- [OBJECTIVE]
What is the number of lines containing the word "between"? Please answer with that number and nothing more.

══ ENTRIES ══

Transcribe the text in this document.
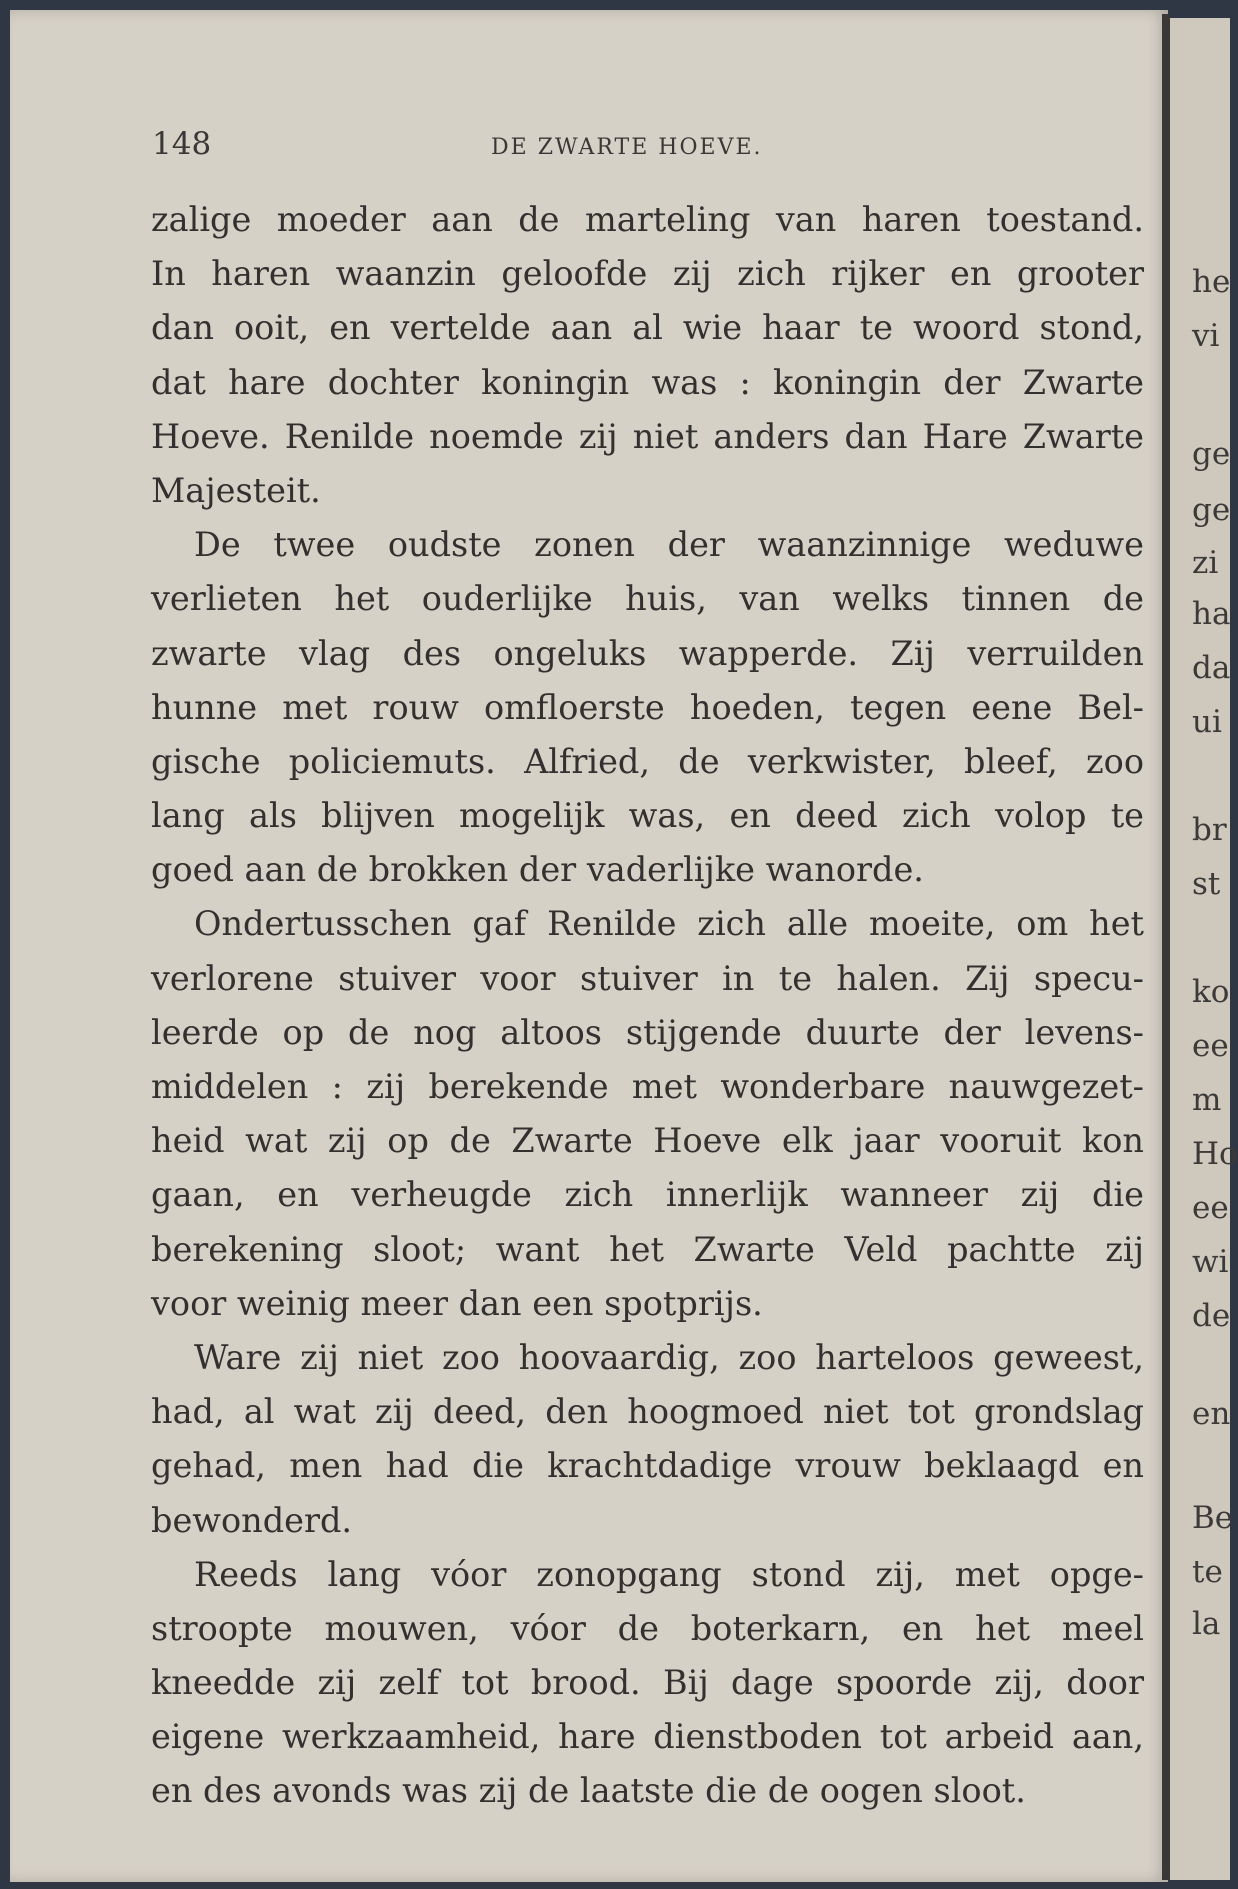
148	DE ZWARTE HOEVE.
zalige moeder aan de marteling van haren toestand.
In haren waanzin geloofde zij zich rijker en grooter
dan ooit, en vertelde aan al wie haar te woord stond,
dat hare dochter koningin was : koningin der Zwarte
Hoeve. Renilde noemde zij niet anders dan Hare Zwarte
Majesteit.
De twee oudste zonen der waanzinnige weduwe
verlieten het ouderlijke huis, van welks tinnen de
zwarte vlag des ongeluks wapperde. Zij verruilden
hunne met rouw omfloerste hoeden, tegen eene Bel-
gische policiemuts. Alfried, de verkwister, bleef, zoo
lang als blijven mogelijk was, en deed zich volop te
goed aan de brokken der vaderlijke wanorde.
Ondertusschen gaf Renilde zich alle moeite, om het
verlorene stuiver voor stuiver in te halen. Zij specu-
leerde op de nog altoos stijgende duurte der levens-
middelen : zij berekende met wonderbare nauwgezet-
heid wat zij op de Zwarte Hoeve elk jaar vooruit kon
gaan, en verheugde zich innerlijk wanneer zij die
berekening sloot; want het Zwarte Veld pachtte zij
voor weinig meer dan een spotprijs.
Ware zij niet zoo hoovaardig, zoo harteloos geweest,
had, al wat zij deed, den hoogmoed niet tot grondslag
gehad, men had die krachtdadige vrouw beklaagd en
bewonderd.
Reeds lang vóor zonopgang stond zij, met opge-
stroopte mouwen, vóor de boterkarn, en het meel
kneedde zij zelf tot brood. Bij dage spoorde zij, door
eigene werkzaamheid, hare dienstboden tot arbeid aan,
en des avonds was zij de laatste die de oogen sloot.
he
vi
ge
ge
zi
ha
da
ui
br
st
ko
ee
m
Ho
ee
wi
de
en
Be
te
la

═══
══ ENTRIES ══

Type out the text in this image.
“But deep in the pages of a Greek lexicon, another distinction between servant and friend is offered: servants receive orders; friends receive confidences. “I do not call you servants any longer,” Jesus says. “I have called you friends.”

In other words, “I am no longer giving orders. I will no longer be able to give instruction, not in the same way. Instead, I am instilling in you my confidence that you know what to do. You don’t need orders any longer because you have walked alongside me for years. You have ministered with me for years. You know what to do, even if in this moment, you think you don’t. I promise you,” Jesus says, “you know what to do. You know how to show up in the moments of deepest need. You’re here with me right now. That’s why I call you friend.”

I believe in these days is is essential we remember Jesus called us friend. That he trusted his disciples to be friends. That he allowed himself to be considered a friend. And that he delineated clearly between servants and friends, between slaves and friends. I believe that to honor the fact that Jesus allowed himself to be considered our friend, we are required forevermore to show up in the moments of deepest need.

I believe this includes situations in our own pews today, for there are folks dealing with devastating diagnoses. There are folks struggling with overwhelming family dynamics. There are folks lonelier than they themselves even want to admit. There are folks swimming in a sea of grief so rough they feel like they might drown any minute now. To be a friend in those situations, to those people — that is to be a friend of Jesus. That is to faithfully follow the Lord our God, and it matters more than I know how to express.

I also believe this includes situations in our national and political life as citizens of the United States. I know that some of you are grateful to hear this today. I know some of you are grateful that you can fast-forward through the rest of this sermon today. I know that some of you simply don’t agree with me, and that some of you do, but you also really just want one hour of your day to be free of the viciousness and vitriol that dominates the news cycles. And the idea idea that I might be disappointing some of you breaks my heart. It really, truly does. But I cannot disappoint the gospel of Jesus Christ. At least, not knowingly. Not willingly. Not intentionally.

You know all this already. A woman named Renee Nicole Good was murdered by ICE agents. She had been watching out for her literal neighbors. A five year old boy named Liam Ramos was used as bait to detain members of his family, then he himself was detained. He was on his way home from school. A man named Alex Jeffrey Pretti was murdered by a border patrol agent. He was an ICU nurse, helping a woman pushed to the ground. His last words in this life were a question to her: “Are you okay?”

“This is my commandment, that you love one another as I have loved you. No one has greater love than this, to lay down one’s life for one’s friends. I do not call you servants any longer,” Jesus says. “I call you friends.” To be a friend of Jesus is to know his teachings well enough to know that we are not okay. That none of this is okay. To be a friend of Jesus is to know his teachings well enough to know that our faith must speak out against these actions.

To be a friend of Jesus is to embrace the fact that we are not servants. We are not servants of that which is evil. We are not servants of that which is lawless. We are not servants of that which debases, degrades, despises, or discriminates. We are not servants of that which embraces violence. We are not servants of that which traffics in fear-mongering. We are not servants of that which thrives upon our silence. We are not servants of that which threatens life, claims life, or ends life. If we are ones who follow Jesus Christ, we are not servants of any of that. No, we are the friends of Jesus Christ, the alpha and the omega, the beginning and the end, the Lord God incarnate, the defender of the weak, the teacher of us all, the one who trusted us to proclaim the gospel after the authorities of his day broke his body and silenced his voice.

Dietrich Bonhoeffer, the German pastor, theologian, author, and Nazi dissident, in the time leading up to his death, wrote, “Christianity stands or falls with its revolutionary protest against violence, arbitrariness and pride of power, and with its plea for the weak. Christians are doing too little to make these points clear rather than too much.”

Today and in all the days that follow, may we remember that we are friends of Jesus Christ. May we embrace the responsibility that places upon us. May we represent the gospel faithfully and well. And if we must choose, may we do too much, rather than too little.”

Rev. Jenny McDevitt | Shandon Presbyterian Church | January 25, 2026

═══

- [OUTPUT OF THE EXERCISE]
2